■ Requirement ■
Extract all lines from the data beneath that include the word "number".

** Start of Data for processing **

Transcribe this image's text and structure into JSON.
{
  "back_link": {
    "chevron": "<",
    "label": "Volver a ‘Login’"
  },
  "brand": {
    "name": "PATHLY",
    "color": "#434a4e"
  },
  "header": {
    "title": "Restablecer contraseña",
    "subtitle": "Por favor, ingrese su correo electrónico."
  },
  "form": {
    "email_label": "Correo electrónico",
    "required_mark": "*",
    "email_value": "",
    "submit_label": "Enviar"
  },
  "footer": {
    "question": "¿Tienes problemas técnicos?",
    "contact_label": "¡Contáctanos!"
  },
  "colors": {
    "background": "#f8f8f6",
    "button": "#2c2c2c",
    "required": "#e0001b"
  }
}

** End of Data for processing **
** Start of Data for processing **

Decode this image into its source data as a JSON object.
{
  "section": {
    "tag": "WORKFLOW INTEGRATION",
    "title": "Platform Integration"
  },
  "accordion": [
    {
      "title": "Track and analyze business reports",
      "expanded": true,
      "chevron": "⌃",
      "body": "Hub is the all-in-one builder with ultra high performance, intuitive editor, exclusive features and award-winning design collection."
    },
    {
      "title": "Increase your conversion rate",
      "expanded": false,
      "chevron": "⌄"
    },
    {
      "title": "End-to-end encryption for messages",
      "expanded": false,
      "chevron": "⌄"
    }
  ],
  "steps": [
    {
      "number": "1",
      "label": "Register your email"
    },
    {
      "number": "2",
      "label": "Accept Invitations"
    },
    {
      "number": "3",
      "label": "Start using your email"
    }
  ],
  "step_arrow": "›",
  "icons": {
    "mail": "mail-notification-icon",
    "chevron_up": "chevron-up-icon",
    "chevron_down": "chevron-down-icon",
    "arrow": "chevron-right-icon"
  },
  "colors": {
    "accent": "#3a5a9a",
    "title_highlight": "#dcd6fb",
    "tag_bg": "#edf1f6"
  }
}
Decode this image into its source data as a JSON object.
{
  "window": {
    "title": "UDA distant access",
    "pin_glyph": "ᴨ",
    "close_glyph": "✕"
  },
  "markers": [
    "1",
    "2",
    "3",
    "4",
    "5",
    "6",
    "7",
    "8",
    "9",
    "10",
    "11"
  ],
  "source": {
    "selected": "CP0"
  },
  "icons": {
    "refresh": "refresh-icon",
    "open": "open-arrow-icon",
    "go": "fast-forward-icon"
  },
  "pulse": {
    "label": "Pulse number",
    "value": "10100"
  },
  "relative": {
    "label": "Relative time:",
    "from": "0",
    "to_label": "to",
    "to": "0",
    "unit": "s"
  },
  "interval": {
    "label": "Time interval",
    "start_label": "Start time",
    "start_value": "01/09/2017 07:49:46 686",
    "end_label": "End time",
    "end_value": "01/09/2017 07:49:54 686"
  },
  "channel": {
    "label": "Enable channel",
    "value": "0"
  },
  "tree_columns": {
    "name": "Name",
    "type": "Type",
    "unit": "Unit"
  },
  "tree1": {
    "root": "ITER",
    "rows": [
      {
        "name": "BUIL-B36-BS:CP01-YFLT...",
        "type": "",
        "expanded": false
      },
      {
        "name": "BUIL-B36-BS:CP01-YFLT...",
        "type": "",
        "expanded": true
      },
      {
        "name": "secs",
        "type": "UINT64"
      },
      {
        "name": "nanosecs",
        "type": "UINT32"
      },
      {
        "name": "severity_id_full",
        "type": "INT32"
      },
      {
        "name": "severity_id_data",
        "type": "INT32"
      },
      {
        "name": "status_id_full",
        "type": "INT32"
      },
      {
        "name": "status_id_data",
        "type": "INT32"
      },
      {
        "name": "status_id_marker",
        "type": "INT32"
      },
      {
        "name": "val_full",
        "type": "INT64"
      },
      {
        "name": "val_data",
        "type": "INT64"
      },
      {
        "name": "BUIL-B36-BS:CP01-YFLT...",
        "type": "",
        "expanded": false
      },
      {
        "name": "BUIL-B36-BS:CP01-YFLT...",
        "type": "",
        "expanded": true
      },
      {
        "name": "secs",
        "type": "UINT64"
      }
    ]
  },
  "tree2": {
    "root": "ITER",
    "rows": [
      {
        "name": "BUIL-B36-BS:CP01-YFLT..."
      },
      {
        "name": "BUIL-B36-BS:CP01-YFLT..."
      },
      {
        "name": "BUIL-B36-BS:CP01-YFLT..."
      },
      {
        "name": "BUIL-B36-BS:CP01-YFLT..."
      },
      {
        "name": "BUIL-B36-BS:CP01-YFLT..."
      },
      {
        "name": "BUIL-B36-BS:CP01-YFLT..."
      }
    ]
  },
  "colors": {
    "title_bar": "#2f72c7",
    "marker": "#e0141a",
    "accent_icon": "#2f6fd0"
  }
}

** End of Data for processing **

■ Task response ■
      "number": "1",
      "number": "2",
      "number": "3",
    "label": "Pulse number",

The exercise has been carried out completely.